## Aim of the exercise
Extract every entry word for word.

## Items
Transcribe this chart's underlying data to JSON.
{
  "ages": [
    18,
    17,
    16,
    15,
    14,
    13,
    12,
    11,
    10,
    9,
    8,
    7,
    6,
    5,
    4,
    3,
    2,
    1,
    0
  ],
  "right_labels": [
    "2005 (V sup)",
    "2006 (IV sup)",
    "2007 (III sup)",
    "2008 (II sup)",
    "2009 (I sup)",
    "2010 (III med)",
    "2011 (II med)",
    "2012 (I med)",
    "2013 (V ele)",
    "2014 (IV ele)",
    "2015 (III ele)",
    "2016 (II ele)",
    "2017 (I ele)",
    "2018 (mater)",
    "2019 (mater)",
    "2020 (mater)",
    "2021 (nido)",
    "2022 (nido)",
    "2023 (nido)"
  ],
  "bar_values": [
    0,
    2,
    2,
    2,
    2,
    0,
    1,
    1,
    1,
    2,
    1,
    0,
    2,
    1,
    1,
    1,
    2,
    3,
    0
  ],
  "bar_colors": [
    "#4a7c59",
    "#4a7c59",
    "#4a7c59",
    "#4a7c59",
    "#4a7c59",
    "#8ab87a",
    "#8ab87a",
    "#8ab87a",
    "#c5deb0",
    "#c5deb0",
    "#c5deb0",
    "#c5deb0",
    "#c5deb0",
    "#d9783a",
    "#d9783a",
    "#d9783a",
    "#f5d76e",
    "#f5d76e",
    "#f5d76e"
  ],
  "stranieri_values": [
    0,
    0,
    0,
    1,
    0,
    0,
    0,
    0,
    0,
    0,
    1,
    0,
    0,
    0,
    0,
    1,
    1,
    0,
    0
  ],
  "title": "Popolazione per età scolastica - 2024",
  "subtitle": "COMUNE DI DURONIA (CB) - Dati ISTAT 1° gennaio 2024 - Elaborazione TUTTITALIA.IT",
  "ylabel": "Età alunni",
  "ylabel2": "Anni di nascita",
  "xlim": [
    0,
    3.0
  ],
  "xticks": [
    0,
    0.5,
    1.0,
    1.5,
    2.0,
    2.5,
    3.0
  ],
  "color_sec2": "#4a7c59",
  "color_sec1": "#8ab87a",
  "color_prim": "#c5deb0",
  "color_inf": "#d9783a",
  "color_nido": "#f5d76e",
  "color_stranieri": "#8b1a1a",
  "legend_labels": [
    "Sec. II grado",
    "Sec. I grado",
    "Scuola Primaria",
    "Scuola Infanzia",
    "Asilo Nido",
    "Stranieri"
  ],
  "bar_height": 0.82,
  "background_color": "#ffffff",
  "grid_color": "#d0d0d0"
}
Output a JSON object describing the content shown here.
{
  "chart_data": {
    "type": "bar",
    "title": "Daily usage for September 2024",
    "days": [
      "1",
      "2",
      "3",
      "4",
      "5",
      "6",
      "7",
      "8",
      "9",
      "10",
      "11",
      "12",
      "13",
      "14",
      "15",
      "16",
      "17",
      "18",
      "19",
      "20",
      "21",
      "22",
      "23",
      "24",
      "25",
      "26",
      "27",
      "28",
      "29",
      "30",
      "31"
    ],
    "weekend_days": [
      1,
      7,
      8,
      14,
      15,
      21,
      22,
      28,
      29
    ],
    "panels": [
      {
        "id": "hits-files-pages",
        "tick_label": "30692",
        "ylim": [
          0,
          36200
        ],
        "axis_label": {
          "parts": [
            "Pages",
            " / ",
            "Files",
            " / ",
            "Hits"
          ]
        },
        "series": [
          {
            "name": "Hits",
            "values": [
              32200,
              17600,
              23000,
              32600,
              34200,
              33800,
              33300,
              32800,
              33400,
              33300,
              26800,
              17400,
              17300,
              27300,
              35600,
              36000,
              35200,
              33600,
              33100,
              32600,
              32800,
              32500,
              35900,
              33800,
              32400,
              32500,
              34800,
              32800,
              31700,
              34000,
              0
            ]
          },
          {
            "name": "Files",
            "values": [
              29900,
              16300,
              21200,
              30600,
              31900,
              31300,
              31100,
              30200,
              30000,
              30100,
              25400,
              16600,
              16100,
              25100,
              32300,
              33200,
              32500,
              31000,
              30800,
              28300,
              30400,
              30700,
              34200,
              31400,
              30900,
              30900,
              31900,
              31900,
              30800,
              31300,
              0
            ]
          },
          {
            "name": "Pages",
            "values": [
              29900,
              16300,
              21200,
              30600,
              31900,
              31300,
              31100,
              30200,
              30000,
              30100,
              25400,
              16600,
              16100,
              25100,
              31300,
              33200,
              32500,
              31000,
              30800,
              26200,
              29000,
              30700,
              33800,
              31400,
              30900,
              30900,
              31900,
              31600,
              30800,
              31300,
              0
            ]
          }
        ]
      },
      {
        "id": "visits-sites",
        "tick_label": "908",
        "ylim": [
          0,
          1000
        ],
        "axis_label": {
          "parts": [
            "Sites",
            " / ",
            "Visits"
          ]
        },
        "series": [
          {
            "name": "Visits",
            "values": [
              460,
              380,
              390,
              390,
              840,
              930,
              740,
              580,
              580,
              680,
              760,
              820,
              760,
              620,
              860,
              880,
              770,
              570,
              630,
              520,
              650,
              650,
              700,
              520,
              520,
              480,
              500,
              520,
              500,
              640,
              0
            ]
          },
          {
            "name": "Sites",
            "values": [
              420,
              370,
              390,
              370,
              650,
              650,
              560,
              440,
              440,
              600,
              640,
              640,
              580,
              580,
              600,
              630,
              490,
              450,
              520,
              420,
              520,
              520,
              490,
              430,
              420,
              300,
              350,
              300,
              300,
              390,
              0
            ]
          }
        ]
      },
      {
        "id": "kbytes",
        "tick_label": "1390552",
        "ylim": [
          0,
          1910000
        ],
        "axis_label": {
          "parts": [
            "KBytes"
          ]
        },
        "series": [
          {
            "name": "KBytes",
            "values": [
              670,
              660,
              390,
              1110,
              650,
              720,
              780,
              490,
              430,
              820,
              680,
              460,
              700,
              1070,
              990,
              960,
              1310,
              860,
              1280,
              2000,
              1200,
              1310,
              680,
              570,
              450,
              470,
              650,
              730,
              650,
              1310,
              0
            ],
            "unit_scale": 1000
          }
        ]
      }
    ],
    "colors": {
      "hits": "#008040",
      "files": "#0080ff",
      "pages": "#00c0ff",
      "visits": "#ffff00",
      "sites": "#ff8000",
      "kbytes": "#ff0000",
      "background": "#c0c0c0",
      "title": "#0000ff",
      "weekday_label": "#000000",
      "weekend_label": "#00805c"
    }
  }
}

## Answer to this exercise
Transcribe this chart's underlying data to JSON.
{
  "ages": [
    18,
    17,
    16,
    15,
    14,
    13,
    12,
    11,
    10,
    9,
    8,
    7,
    6,
    5,
    4,
    3,
    2,
    1,
    0
  ],
  "right_labels": [
    "2005 (V sup)",
    "2006 (IV sup)",
    "2007 (III sup)",
    "2008 (II sup)",
    "2009 (I sup)",
    "2010 (III med)",
    "2011 (II med)",
    "2012 (I med)",
    "2013 (V ele)",
    "2014 (IV ele)",
    "2015 (III ele)",
    "2016 (II ele)",
    "2017 (I ele)",
    "2018 (mater)",
    "2019 (mater)",
    "2020 (mater)",
    "2021 (nido)",
    "2022 (nido)",
    "2023 (nido)"
  ],
  "bar_values": [
    0,
    2,
    2,
    2,
    2,
    0,
    1,
    1,
    1,
    2,
    1,
    0,
    2,
    1,
    1,
    1,
    2,
    3,
    0
  ],
  "bar_colors": [
    "#4a7c59",
    "#4a7c59",
    "#4a7c59",
    "#4a7c59",
    "#4a7c59",
    "#8ab87a",
    "#8ab87a",
    "#8ab87a",
    "#c5deb0",
    "#c5deb0",
    "#c5deb0",
    "#c5deb0",
    "#c5deb0",
    "#d9783a",
    "#d9783a",
    "#d9783a",
    "#f5d76e",
    "#f5d76e",
    "#f5d76e"
  ],
  "stranieri_values": [
    0,
    0,
    0,
    1,
    0,
    0,
    0,
    0,
    0,
    0,
    1,
    0,
    0,
    0,
    0,
    1,
    1,
    0,
    0
  ],
  "title": "Popolazione per età scolastica - 2024",
  "subtitle": "COMUNE DI DURONIA (CB) - Dati ISTAT 1° gennaio 2024 - Elaborazione TUTTITALIA.IT",
  "ylabel": "Età alunni",
  "ylabel2": "Anni di nascita",
  "xlim": [
    0,
    3.0
  ],
  "xticks": [
    0,
    0.5,
    1.0,
    1.5,
    2.0,
    2.5,
    3.0
  ],
  "color_sec2": "#4a7c59",
  "color_sec1": "#8ab87a",
  "color_prim": "#c5deb0",
  "color_inf": "#d9783a",
  "color_nido": "#f5d76e",
  "color_stranieri": "#8b1a1a",
  "legend_labels": [
    "Sec. II grado",
    "Sec. I grado",
    "Scuola Primaria",
    "Scuola Infanzia",
    "Asilo Nido",
    "Stranieri"
  ],
  "bar_height": 0.82,
  "background_color": "#ffffff",
  "grid_color": "#d0d0d0"
}
Output a JSON object describing the content shown here.
{
  "chart_data": {
    "type": "bar",
    "title": "Daily usage for September 2024",
    "days": [
      "1",
      "2",
      "3",
      "4",
      "5",
      "6",
      "7",
      "8",
      "9",
      "10",
      "11",
      "12",
      "13",
      "14",
      "15",
      "16",
      "17",
      "18",
      "19",
      "20",
      "21",
      "22",
      "23",
      "24",
      "25",
      "26",
      "27",
      "28",
      "29",
      "30",
      "31"
    ],
    "weekend_days": [
      1,
      7,
      8,
      14,
      15,
      21,
      22,
      28,
      29
    ],
    "panels": [
      {
        "id": "hits-files-pages",
        "tick_label": "30692",
        "ylim": [
          0,
          36200
        ],
        "axis_label": {
          "parts": [
            "Pages",
            " / ",
            "Files",
            " / ",
            "Hits"
          ]
        },
        "series": [
          {
            "name": "Hits",
            "values": [
              32200,
              17600,
              23000,
              32600,
              34200,
              33800,
              33300,
              32800,
              33400,
              33300,
              26800,
              17400,
              17300,
              27300,
              35600,
              36000,
              35200,
              33600,
              33100,
              32600,
              32800,
              32500,
              35900,
              33800,
              32400,
              32500,
              34800,
              32800,
              31700,
              34000,
              0
            ]
          },
          {
            "name": "Files",
            "values": [
              29900,
              16300,
              21200,
              30600,
              31900,
              31300,
              31100,
              30200,
              30000,
              30100,
              25400,
              16600,
              16100,
              25100,
              32300,
              33200,
              32500,
              31000,
              30800,
              28300,
              30400,
              30700,
              34200,
              31400,
              30900,
              30900,
              31900,
              31900,
              30800,
              31300,
              0
            ]
          },
          {
            "name": "Pages",
            "values": [
              29900,
              16300,
              21200,
              30600,
              31900,
              31300,
              31100,
              30200,
              30000,
              30100,
              25400,
              16600,
              16100,
              25100,
              31300,
              33200,
              32500,
              31000,
              30800,
              26200,
              29000,
              30700,
              33800,
              31400,
              30900,
              30900,
              31900,
              31600,
              30800,
              31300,
              0
            ]
          }
        ]
      },
      {
        "id": "visits-sites",
        "tick_label": "908",
        "ylim": [
          0,
          1000
        ],
        "axis_label": {
          "parts": [
            "Sites",
            " / ",
            "Visits"
          ]
        },
        "series": [
          {
            "name": "Visits",
            "values": [
              460,
              380,
              390,
              390,
              840,
              930,
              740,
              580,
              580,
              680,
              760,
              820,
              760,
              620,
              860,
              880,
              770,
              570,
              630,
              520,
              650,
              650,
              700,
              520,
              520,
              480,
              500,
              520,
              500,
              640,
              0
            ]
          },
          {
            "name": "Sites",
            "values": [
              420,
              370,
              390,
              370,
              650,
              650,
              560,
              440,
              440,
              600,
              640,
              640,
              580,
              580,
              600,
              630,
              490,
              450,
              520,
              420,
              520,
              520,
              490,
              430,
              420,
              300,
              350,
              300,
              300,
              390,
              0
            ]
          }
        ]
      },
      {
        "id": "kbytes",
        "tick_label": "1390552",
        "ylim": [
          0,
          1910000
        ],
        "axis_label": {
          "parts": [
            "KBytes"
          ]
        },
        "series": [
          {
            "name": "KBytes",
            "values": [
              670,
              660,
              390,
              1110,
              650,
              720,
              780,
              490,
              430,
              820,
              680,
              460,
              700,
              1070,
              990,
              960,
              1310,
              860,
              1280,
              2000,
              1200,
              1310,
              680,
              570,
              450,
              470,
              650,
              730,
              650,
              1310,
              0
            ],
            "unit_scale": 1000
          }
        ]
      }
    ],
    "colors": {
      "hits": "#008040",
      "files": "#0080ff",
      "pages": "#00c0ff",
      "visits": "#ffff00",
      "sites": "#ff8000",
      "kbytes": "#ff0000",
      "background": "#c0c0c0",
      "title": "#0000ff",
      "weekday_label": "#000000",
      "weekend_label": "#00805c"
    }
  }
}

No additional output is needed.